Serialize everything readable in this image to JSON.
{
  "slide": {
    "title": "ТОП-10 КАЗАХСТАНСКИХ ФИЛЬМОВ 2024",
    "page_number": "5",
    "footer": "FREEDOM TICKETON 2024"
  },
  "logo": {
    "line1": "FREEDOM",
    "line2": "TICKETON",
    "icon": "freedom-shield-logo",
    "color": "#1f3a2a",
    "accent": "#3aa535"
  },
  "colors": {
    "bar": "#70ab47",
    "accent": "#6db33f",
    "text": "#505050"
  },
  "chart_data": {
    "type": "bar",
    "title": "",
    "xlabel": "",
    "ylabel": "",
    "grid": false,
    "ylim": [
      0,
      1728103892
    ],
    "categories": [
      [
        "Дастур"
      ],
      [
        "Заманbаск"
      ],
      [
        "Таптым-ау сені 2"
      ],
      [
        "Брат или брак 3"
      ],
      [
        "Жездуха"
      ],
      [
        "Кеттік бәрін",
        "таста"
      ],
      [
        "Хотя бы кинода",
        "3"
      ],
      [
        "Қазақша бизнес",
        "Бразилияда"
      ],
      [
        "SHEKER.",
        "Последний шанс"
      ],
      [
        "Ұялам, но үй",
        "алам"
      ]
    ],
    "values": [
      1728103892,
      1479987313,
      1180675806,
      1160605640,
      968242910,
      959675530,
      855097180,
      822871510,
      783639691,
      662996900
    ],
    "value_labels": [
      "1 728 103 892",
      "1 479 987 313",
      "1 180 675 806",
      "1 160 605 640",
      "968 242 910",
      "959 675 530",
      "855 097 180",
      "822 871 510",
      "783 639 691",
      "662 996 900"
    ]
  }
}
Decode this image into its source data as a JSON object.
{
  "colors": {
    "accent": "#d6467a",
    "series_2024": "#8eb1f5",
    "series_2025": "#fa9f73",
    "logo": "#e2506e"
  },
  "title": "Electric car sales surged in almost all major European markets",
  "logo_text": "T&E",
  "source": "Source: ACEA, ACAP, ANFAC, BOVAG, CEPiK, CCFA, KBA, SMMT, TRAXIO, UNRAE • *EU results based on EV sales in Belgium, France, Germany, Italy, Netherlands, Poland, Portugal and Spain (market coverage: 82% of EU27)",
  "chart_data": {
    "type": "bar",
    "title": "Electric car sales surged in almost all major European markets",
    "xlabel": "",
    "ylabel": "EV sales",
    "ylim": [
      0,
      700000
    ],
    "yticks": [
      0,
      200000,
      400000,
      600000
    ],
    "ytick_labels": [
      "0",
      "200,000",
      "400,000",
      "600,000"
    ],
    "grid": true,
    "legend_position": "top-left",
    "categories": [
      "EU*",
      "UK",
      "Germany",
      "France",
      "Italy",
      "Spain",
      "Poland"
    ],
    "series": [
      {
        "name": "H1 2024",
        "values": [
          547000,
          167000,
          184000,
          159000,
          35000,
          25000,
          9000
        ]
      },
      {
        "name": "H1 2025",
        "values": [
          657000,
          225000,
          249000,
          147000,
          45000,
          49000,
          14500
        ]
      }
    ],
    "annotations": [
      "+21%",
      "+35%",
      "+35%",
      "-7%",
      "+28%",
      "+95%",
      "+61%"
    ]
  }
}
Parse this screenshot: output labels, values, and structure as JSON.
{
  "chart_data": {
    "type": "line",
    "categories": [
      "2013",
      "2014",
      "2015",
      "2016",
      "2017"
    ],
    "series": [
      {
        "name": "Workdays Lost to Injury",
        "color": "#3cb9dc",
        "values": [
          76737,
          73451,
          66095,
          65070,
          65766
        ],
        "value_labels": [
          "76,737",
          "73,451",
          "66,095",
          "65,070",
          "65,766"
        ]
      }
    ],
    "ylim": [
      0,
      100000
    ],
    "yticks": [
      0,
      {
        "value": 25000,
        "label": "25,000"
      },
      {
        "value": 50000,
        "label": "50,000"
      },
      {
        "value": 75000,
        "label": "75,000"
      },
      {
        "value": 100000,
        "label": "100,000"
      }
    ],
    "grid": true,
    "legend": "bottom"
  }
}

# # # # #

WHAT YOU WILL DO: Report only the number of lines in the data above that contain "major".

WRITTEN RESPONSE: 2